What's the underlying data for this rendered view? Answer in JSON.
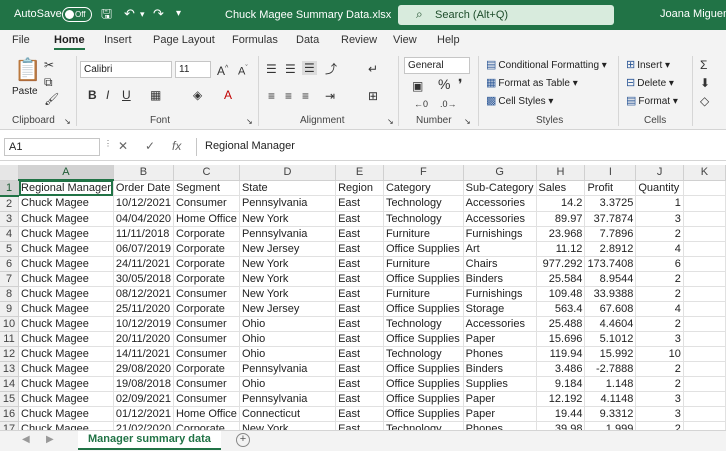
{
  "titlebar": {
    "autosave_label": "AutoSave",
    "autosave_state": "Off",
    "filename": "Chuck Magee Summary Data.xlsx",
    "dropdown_glyph": "▾",
    "search_placeholder": "Search (Alt+Q)",
    "user": "Joana Miguens",
    "accent": "#217346"
  },
  "tabs": [
    "File",
    "Home",
    "Insert",
    "Page Layout",
    "Formulas",
    "Data",
    "Review",
    "View",
    "Help"
  ],
  "active_tab": "Home",
  "ribbon": {
    "clipboard": {
      "label": "Clipboard",
      "paste": "Paste"
    },
    "font": {
      "label": "Font",
      "name": "Calibri",
      "size": "11"
    },
    "alignment": {
      "label": "Alignment"
    },
    "number": {
      "label": "Number",
      "format": "General"
    },
    "styles": {
      "label": "Styles",
      "conditional": "Conditional Formatting",
      "format_table": "Format as Table",
      "cell_styles": "Cell Styles"
    },
    "cells": {
      "label": "Cells",
      "insert": "Insert",
      "delete": "Delete",
      "format": "Format"
    }
  },
  "formula_bar": {
    "name_box": "A1",
    "content": "Regional Manager"
  },
  "grid": {
    "columns": [
      "A",
      "B",
      "C",
      "D",
      "E",
      "F",
      "G",
      "H",
      "I",
      "J",
      "K"
    ],
    "header": [
      "Regional Manager",
      "Order Date",
      "Segment",
      "State",
      "Region",
      "Category",
      "Sub-Category",
      "Sales",
      "Profit",
      "Quantity",
      ""
    ],
    "rows": [
      [
        "Chuck Magee",
        "10/12/2021",
        "Consumer",
        "Pennsylvania",
        "East",
        "Technology",
        "Accessories",
        "14.2",
        "3.3725",
        "1",
        ""
      ],
      [
        "Chuck Magee",
        "04/04/2020",
        "Home Office",
        "New York",
        "East",
        "Technology",
        "Accessories",
        "89.97",
        "37.7874",
        "3",
        ""
      ],
      [
        "Chuck Magee",
        "11/11/2018",
        "Corporate",
        "Pennsylvania",
        "East",
        "Furniture",
        "Furnishings",
        "23.968",
        "7.7896",
        "2",
        ""
      ],
      [
        "Chuck Magee",
        "06/07/2019",
        "Corporate",
        "New Jersey",
        "East",
        "Office Supplies",
        "Art",
        "11.12",
        "2.8912",
        "4",
        ""
      ],
      [
        "Chuck Magee",
        "24/11/2021",
        "Corporate",
        "New York",
        "East",
        "Furniture",
        "Chairs",
        "977.292",
        "173.7408",
        "6",
        ""
      ],
      [
        "Chuck Magee",
        "30/05/2018",
        "Corporate",
        "New York",
        "East",
        "Office Supplies",
        "Binders",
        "25.584",
        "8.9544",
        "2",
        ""
      ],
      [
        "Chuck Magee",
        "08/12/2021",
        "Consumer",
        "New York",
        "East",
        "Furniture",
        "Furnishings",
        "109.48",
        "33.9388",
        "2",
        ""
      ],
      [
        "Chuck Magee",
        "25/11/2020",
        "Corporate",
        "New Jersey",
        "East",
        "Office Supplies",
        "Storage",
        "563.4",
        "67.608",
        "4",
        ""
      ],
      [
        "Chuck Magee",
        "10/12/2019",
        "Consumer",
        "Ohio",
        "East",
        "Technology",
        "Accessories",
        "25.488",
        "4.4604",
        "2",
        ""
      ],
      [
        "Chuck Magee",
        "20/11/2020",
        "Consumer",
        "Ohio",
        "East",
        "Office Supplies",
        "Paper",
        "15.696",
        "5.1012",
        "3",
        ""
      ],
      [
        "Chuck Magee",
        "14/11/2021",
        "Consumer",
        "Ohio",
        "East",
        "Technology",
        "Phones",
        "119.94",
        "15.992",
        "10",
        ""
      ],
      [
        "Chuck Magee",
        "29/08/2020",
        "Corporate",
        "Pennsylvania",
        "East",
        "Office Supplies",
        "Binders",
        "3.486",
        "-2.7888",
        "2",
        ""
      ],
      [
        "Chuck Magee",
        "19/08/2018",
        "Consumer",
        "Ohio",
        "East",
        "Office Supplies",
        "Supplies",
        "9.184",
        "1.148",
        "2",
        ""
      ],
      [
        "Chuck Magee",
        "02/09/2021",
        "Consumer",
        "Pennsylvania",
        "East",
        "Office Supplies",
        "Paper",
        "12.192",
        "4.1148",
        "3",
        ""
      ],
      [
        "Chuck Magee",
        "01/12/2021",
        "Home Office",
        "Connecticut",
        "East",
        "Office Supplies",
        "Paper",
        "19.44",
        "9.3312",
        "3",
        ""
      ],
      [
        "Chuck Magee",
        "21/02/2020",
        "Corporate",
        "New York",
        "East",
        "Technology",
        "Phones",
        "39.98",
        "1.999",
        "2",
        ""
      ]
    ]
  },
  "sheets": [
    "Manager summary data"
  ],
  "add_sheet_glyph": "+"
}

● ● ● ● ●

## [Set task]
Without including any picture, retype the entries exactly.

## [Exercise response]
What's the underlying data for this rendered view? Answer in JSON.
{
  "titlebar": {
    "autosave_label": "AutoSave",
    "autosave_state": "Off",
    "filename": "Chuck Magee Summary Data.xlsx",
    "dropdown_glyph": "▾",
    "search_placeholder": "Search (Alt+Q)",
    "user": "Joana Miguens",
    "accent": "#217346"
  },
  "tabs": [
    "File",
    "Home",
    "Insert",
    "Page Layout",
    "Formulas",
    "Data",
    "Review",
    "View",
    "Help"
  ],
  "active_tab": "Home",
  "ribbon": {
    "clipboard": {
      "label": "Clipboard",
      "paste": "Paste"
    },
    "font": {
      "label": "Font",
      "name": "Calibri",
      "size": "11"
    },
    "alignment": {
      "label": "Alignment"
    },
    "number": {
      "label": "Number",
      "format": "General"
    },
    "styles": {
      "label": "Styles",
      "conditional": "Conditional Formatting",
      "format_table": "Format as Table",
      "cell_styles": "Cell Styles"
    },
    "cells": {
      "label": "Cells",
      "insert": "Insert",
      "delete": "Delete",
      "format": "Format"
    }
  },
  "formula_bar": {
    "name_box": "A1",
    "content": "Regional Manager"
  },
  "grid": {
    "columns": [
      "A",
      "B",
      "C",
      "D",
      "E",
      "F",
      "G",
      "H",
      "I",
      "J",
      "K"
    ],
    "header": [
      "Regional Manager",
      "Order Date",
      "Segment",
      "State",
      "Region",
      "Category",
      "Sub-Category",
      "Sales",
      "Profit",
      "Quantity",
      ""
    ],
    "rows": [
      [
        "Chuck Magee",
        "10/12/2021",
        "Consumer",
        "Pennsylvania",
        "East",
        "Technology",
        "Accessories",
        "14.2",
        "3.3725",
        "1",
        ""
      ],
      [
        "Chuck Magee",
        "04/04/2020",
        "Home Office",
        "New York",
        "East",
        "Technology",
        "Accessories",
        "89.97",
        "37.7874",
        "3",
        ""
      ],
      [
        "Chuck Magee",
        "11/11/2018",
        "Corporate",
        "Pennsylvania",
        "East",
        "Furniture",
        "Furnishings",
        "23.968",
        "7.7896",
        "2",
        ""
      ],
      [
        "Chuck Magee",
        "06/07/2019",
        "Corporate",
        "New Jersey",
        "East",
        "Office Supplies",
        "Art",
        "11.12",
        "2.8912",
        "4",
        ""
      ],
      [
        "Chuck Magee",
        "24/11/2021",
        "Corporate",
        "New York",
        "East",
        "Furniture",
        "Chairs",
        "977.292",
        "173.7408",
        "6",
        ""
      ],
      [
        "Chuck Magee",
        "30/05/2018",
        "Corporate",
        "New York",
        "East",
        "Office Supplies",
        "Binders",
        "25.584",
        "8.9544",
        "2",
        ""
      ],
      [
        "Chuck Magee",
        "08/12/2021",
        "Consumer",
        "New York",
        "East",
        "Furniture",
        "Furnishings",
        "109.48",
        "33.9388",
        "2",
        ""
      ],
      [
        "Chuck Magee",
        "25/11/2020",
        "Corporate",
        "New Jersey",
        "East",
        "Office Supplies",
        "Storage",
        "563.4",
        "67.608",
        "4",
        ""
      ],
      [
        "Chuck Magee",
        "10/12/2019",
        "Consumer",
        "Ohio",
        "East",
        "Technology",
        "Accessories",
        "25.488",
        "4.4604",
        "2",
        ""
      ],
      [
        "Chuck Magee",
        "20/11/2020",
        "Consumer",
        "Ohio",
        "East",
        "Office Supplies",
        "Paper",
        "15.696",
        "5.1012",
        "3",
        ""
      ],
      [
        "Chuck Magee",
        "14/11/2021",
        "Consumer",
        "Ohio",
        "East",
        "Technology",
        "Phones",
        "119.94",
        "15.992",
        "10",
        ""
      ],
      [
        "Chuck Magee",
        "29/08/2020",
        "Corporate",
        "Pennsylvania",
        "East",
        "Office Supplies",
        "Binders",
        "3.486",
        "-2.7888",
        "2",
        ""
      ],
      [
        "Chuck Magee",
        "19/08/2018",
        "Consumer",
        "Ohio",
        "East",
        "Office Supplies",
        "Supplies",
        "9.184",
        "1.148",
        "2",
        ""
      ],
      [
        "Chuck Magee",
        "02/09/2021",
        "Consumer",
        "Pennsylvania",
        "East",
        "Office Supplies",
        "Paper",
        "12.192",
        "4.1148",
        "3",
        ""
      ],
      [
        "Chuck Magee",
        "01/12/2021",
        "Home Office",
        "Connecticut",
        "East",
        "Office Supplies",
        "Paper",
        "19.44",
        "9.3312",
        "3",
        ""
      ],
      [
        "Chuck Magee",
        "21/02/2020",
        "Corporate",
        "New York",
        "East",
        "Technology",
        "Phones",
        "39.98",
        "1.999",
        "2",
        ""
      ]
    ]
  },
  "sheets": [
    "Manager summary data"
  ],
  "add_sheet_glyph": "+"
}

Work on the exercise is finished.